**Problem to work on:**
Leave out the pictures and copy each record below exactly.

**Exercise inputs:**
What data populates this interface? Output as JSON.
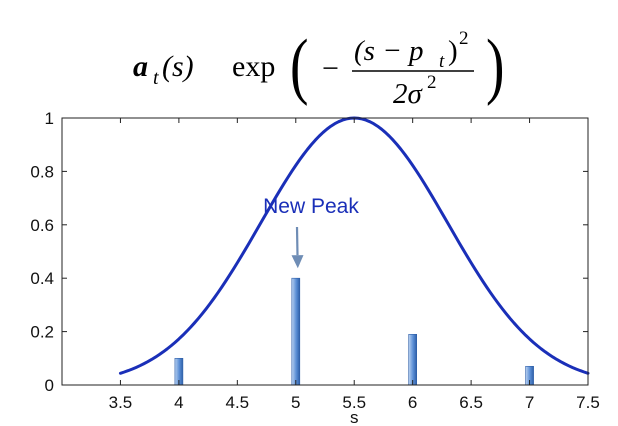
{
  "formula": {
    "vector": "a",
    "vector_sub": "t",
    "arg": "(s)",
    "func": "exp",
    "num_open": "(s − p",
    "num_sub": "t",
    "num_close": ")",
    "num_sup": "2",
    "den": "2σ",
    "den_sup": "2",
    "minus": "−"
  },
  "colors": {
    "curve": "#1a2fb8",
    "bar": "#5b8fd6",
    "bar_dark": "#2e5fa8",
    "bar_light": "#b8d0f0",
    "annotation": "#1a2fb8",
    "arrow": "#6f8db5",
    "axis": "#222222"
  },
  "chart_data": {
    "type": "bar",
    "xlabel": "s",
    "ylabel": "",
    "xlim": [
      3.0,
      7.5
    ],
    "ylim": [
      0,
      1
    ],
    "x_ticks": [
      "3.5",
      "4",
      "4.5",
      "5",
      "5.5",
      "6",
      "6.5",
      "7",
      "7.5"
    ],
    "y_ticks": [
      "0",
      "0.2",
      "0.4",
      "0.6",
      "0.8",
      "1"
    ],
    "grid": false,
    "legend": "none",
    "series": [
      {
        "type": "bar",
        "x": [
          4,
          5,
          6,
          7
        ],
        "values": [
          0.1,
          0.4,
          0.19,
          0.07
        ]
      },
      {
        "type": "line",
        "function": "gaussian",
        "mean": 5.5,
        "sigma": 0.8,
        "x_range": [
          3.5,
          7.5
        ]
      }
    ],
    "annotations": [
      {
        "text": "New Peak",
        "target_x": 5,
        "target_y": 0.4
      }
    ]
  }
}
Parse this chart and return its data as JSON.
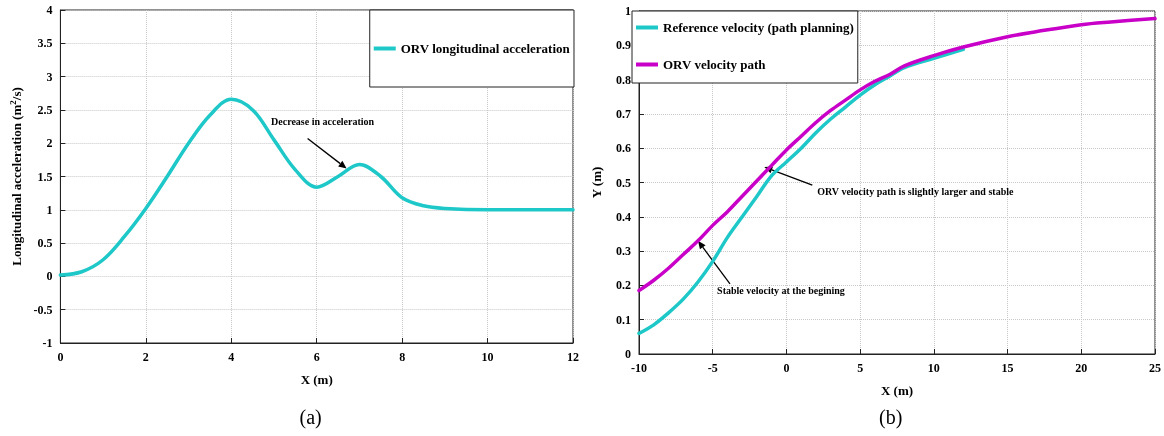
{
  "chart_data": [
    {
      "type": "line",
      "title": "(a)",
      "xlabel": "X (m)",
      "ylabel": "Longitudinal acceleration (m$^{2}$/s)",
      "x": [
        0,
        0.5,
        1,
        1.5,
        2,
        2.5,
        3,
        3.5,
        4,
        4.5,
        5,
        5.5,
        6,
        6.5,
        7,
        7.5,
        8,
        8.5,
        9,
        10,
        11,
        12
      ],
      "series": [
        {
          "name": "ORV longitudinal acceleration",
          "color": "#1ec8c8",
          "values": [
            0.02,
            0.07,
            0.25,
            0.6,
            1.02,
            1.5,
            2.0,
            2.42,
            2.66,
            2.5,
            2.05,
            1.6,
            1.34,
            1.5,
            1.68,
            1.5,
            1.18,
            1.06,
            1.02,
            1.0,
            1.0,
            1.0
          ]
        }
      ],
      "xlim": [
        0,
        12
      ],
      "xticks": [
        0,
        2,
        4,
        6,
        8,
        10,
        12
      ],
      "ylim": [
        -1,
        4
      ],
      "yticks": [
        -1,
        -0.5,
        0,
        0.5,
        1,
        1.5,
        2,
        2.5,
        3,
        3.5,
        4
      ],
      "annotations": [
        {
          "text": "Decrease in acceleration",
          "x": 6.7,
          "y": 1.62
        }
      ],
      "grid": true,
      "legend": "top right",
      "marker": "none",
      "line_style": "solid"
    },
    {
      "type": "line",
      "title": "(b)",
      "xlabel": "X (m)",
      "ylabel": "Y (m)",
      "x": [
        -10,
        -9,
        -8,
        -7,
        -6,
        -5,
        -4,
        -3,
        -2,
        -1,
        0,
        1,
        2,
        3,
        4,
        5,
        6,
        7,
        8,
        10,
        12,
        15,
        17,
        20,
        22,
        25
      ],
      "series": [
        {
          "name": "Reference velocity (path planning)",
          "color": "#1ec8c8",
          "values": [
            0.06,
            0.085,
            0.12,
            0.16,
            0.21,
            0.27,
            0.34,
            0.4,
            0.46,
            0.52,
            0.56,
            0.6,
            0.645,
            0.685,
            0.72,
            0.755,
            0.785,
            0.81,
            0.835,
            0.862,
            0.888,
            null,
            null,
            null,
            null,
            null
          ]
        },
        {
          "name": "ORV velocity path",
          "color": "#c800c8",
          "values": [
            0.185,
            0.215,
            0.25,
            0.29,
            0.33,
            0.375,
            0.415,
            0.46,
            0.505,
            0.55,
            0.595,
            0.635,
            0.675,
            0.71,
            0.74,
            0.77,
            0.795,
            0.815,
            0.84,
            0.87,
            0.895,
            0.925,
            0.94,
            0.96,
            0.968,
            0.978
          ]
        }
      ],
      "xlim": [
        -10,
        25
      ],
      "xticks": [
        -10,
        -5,
        0,
        5,
        10,
        15,
        20,
        25
      ],
      "ylim": [
        0,
        1
      ],
      "yticks": [
        0,
        0.1,
        0.2,
        0.3,
        0.4,
        0.5,
        0.6,
        0.7,
        0.8,
        0.9,
        1
      ],
      "annotations": [
        {
          "text": "ORV velocity path is slightly larger and stable",
          "x": -1.5,
          "y": 0.545
        },
        {
          "text": "Stable velocity at the begining",
          "x": -6,
          "y": 0.33
        }
      ],
      "grid": true,
      "legend": "top left",
      "marker": "none",
      "line_style": "solid"
    }
  ]
}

**Response to this exercise:**
What data populates this interface? Output as JSON.
{
  "formula": {
    "vector": "a",
    "vector_sub": "t",
    "arg": "(s)",
    "func": "exp",
    "num_open": "(s − p",
    "num_sub": "t",
    "num_close": ")",
    "num_sup": "2",
    "den": "2σ",
    "den_sup": "2",
    "minus": "−"
  },
  "colors": {
    "curve": "#1a2fb8",
    "bar": "#5b8fd6",
    "bar_dark": "#2e5fa8",
    "bar_light": "#b8d0f0",
    "annotation": "#1a2fb8",
    "arrow": "#6f8db5",
    "axis": "#222222"
  },
  "chart_data": {
    "type": "bar",
    "xlabel": "s",
    "ylabel": "",
    "xlim": [
      3.0,
      7.5
    ],
    "ylim": [
      0,
      1
    ],
    "x_ticks": [
      "3.5",
      "4",
      "4.5",
      "5",
      "5.5",
      "6",
      "6.5",
      "7",
      "7.5"
    ],
    "y_ticks": [
      "0",
      "0.2",
      "0.4",
      "0.6",
      "0.8",
      "1"
    ],
    "grid": false,
    "legend": "none",
    "series": [
      {
        "type": "bar",
        "x": [
          4,
          5,
          6,
          7
        ],
        "values": [
          0.1,
          0.4,
          0.19,
          0.07
        ]
      },
      {
        "type": "line",
        "function": "gaussian",
        "mean": 5.5,
        "sigma": 0.8,
        "x_range": [
          3.5,
          7.5
        ]
      }
    ],
    "annotations": [
      {
        "text": "New Peak",
        "target_x": 5,
        "target_y": 0.4
      }
    ]
  }
}
Parse this chart and return its data as JSON.
{
  "chart_data": [
    {
      "type": "line",
      "title": "(a)",
      "xlabel": "X (m)",
      "ylabel": "Longitudinal acceleration (m$^{2}$/s)",
      "x": [
        0,
        0.5,
        1,
        1.5,
        2,
        2.5,
        3,
        3.5,
        4,
        4.5,
        5,
        5.5,
        6,
        6.5,
        7,
        7.5,
        8,
        8.5,
        9,
        10,
        11,
        12
      ],
      "series": [
        {
          "name": "ORV longitudinal acceleration",
          "color": "#1ec8c8",
          "values": [
            0.02,
            0.07,
            0.25,
            0.6,
            1.02,
            1.5,
            2.0,
            2.42,
            2.66,
            2.5,
            2.05,
            1.6,
            1.34,
            1.5,
            1.68,
            1.5,
            1.18,
            1.06,
            1.02,
            1.0,
            1.0,
            1.0
          ]
        }
      ],
      "xlim": [
        0,
        12
      ],
      "xticks": [
        0,
        2,
        4,
        6,
        8,
        10,
        12
      ],
      "ylim": [
        -1,
        4
      ],
      "yticks": [
        -1,
        -0.5,
        0,
        0.5,
        1,
        1.5,
        2,
        2.5,
        3,
        3.5,
        4
      ],
      "annotations": [
        {
          "text": "Decrease in acceleration",
          "x": 6.7,
          "y": 1.62
        }
      ],
      "grid": true,
      "legend": "top right",
      "marker": "none",
      "line_style": "solid"
    },
    {
      "type": "line",
      "title": "(b)",
      "xlabel": "X (m)",
      "ylabel": "Y (m)",
      "x": [
        -10,
        -9,
        -8,
        -7,
        -6,
        -5,
        -4,
        -3,
        -2,
        -1,
        0,
        1,
        2,
        3,
        4,
        5,
        6,
        7,
        8,
        10,
        12,
        15,
        17,
        20,
        22,
        25
      ],
      "series": [
        {
          "name": "Reference velocity (path planning)",
          "color": "#1ec8c8",
          "values": [
            0.06,
            0.085,
            0.12,
            0.16,
            0.21,
            0.27,
            0.34,
            0.4,
            0.46,
            0.52,
            0.56,
            0.6,
            0.645,
            0.685,
            0.72,
            0.755,
            0.785,
            0.81,
            0.835,
            0.862,
            0.888,
            null,
            null,
            null,
            null,
            null
          ]
        },
        {
          "name": "ORV velocity path",
          "color": "#c800c8",
          "values": [
            0.185,
            0.215,
            0.25,
            0.29,
            0.33,
            0.375,
            0.415,
            0.46,
            0.505,
            0.55,
            0.595,
            0.635,
            0.675,
            0.71,
            0.74,
            0.77,
            0.795,
            0.815,
            0.84,
            0.87,
            0.895,
            0.925,
            0.94,
            0.96,
            0.968,
            0.978
          ]
        }
      ],
      "xlim": [
        -10,
        25
      ],
      "xticks": [
        -10,
        -5,
        0,
        5,
        10,
        15,
        20,
        25
      ],
      "ylim": [
        0,
        1
      ],
      "yticks": [
        0,
        0.1,
        0.2,
        0.3,
        0.4,
        0.5,
        0.6,
        0.7,
        0.8,
        0.9,
        1
      ],
      "annotations": [
        {
          "text": "ORV velocity path is slightly larger and stable",
          "x": -1.5,
          "y": 0.545
        },
        {
          "text": "Stable velocity at the begining",
          "x": -6,
          "y": 0.33
        }
      ],
      "grid": true,
      "legend": "top left",
      "marker": "none",
      "line_style": "solid"
    }
  ]
}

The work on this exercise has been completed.